OBJECTIVE: From the listing below, tally the lines that include "label". Return only the total.

ENTRIES SHOWN:
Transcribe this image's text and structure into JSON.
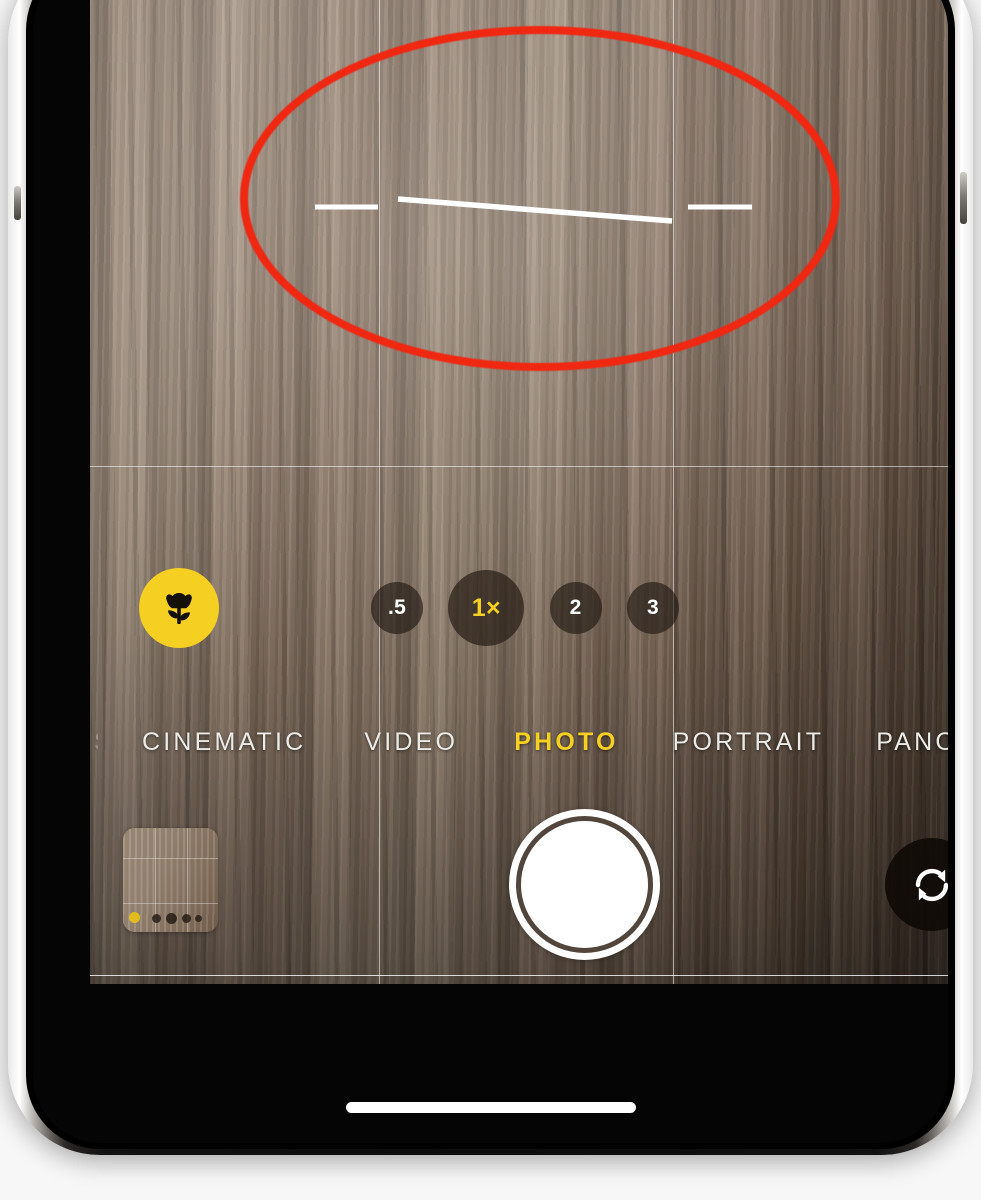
{
  "device": {
    "name": "iPhone",
    "orientation": "portrait",
    "buttons": {
      "volume_up": "volume-up",
      "power": "side-button"
    },
    "home_indicator": "home-indicator"
  },
  "camera": {
    "app": "Camera",
    "active_mode": "PHOTO",
    "grid_enabled": true,
    "level_indicator": {
      "visible": true,
      "icon": "horizon-level-icon",
      "center_line_tilt_degrees": 2.4,
      "aligned": false,
      "color": "#ffffff",
      "left_tick": "level-tick-left",
      "right_tick": "level-tick-right"
    },
    "macro": {
      "label": "macro-mode",
      "icon": "flower-icon",
      "active": true,
      "color": "#f5cf21"
    },
    "zoom": {
      "selected": "1×",
      "options": [
        {
          "label": ".5",
          "value": 0.5,
          "active": false
        },
        {
          "label": "1×",
          "value": 1,
          "active": true
        },
        {
          "label": "2",
          "value": 2,
          "active": false
        },
        {
          "label": "3",
          "value": 3,
          "active": false
        }
      ]
    },
    "modes": [
      {
        "label": "SLO-MO",
        "active": false,
        "partially_visible": true
      },
      {
        "label": "CINEMATIC",
        "active": false,
        "partially_visible": false
      },
      {
        "label": "VIDEO",
        "active": false,
        "partially_visible": false
      },
      {
        "label": "PHOTO",
        "active": true,
        "partially_visible": false
      },
      {
        "label": "PORTRAIT",
        "active": false,
        "partially_visible": false
      },
      {
        "label": "PANO",
        "active": false,
        "partially_visible": false
      }
    ],
    "controls": {
      "thumbnail": "photo-library-thumbnail",
      "shutter": "shutter-button",
      "flip": "camera-flip-button",
      "flip_icon": "rotate-arrows-icon"
    },
    "subject": "wood surface"
  },
  "annotation": {
    "shape": "ellipse",
    "color": "#f02711",
    "stroke_width": 8,
    "highlights": "level-indicator"
  },
  "colors": {
    "accent_yellow": "#f5cf21",
    "annotation_red": "#f02711",
    "wood_light": "#9d8a78",
    "wood_dark": "#4d3c2f",
    "chrome_white": "#ffffff",
    "bezel_black": "#000000"
  }
}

ANSWER TO THE PROBLEM: 11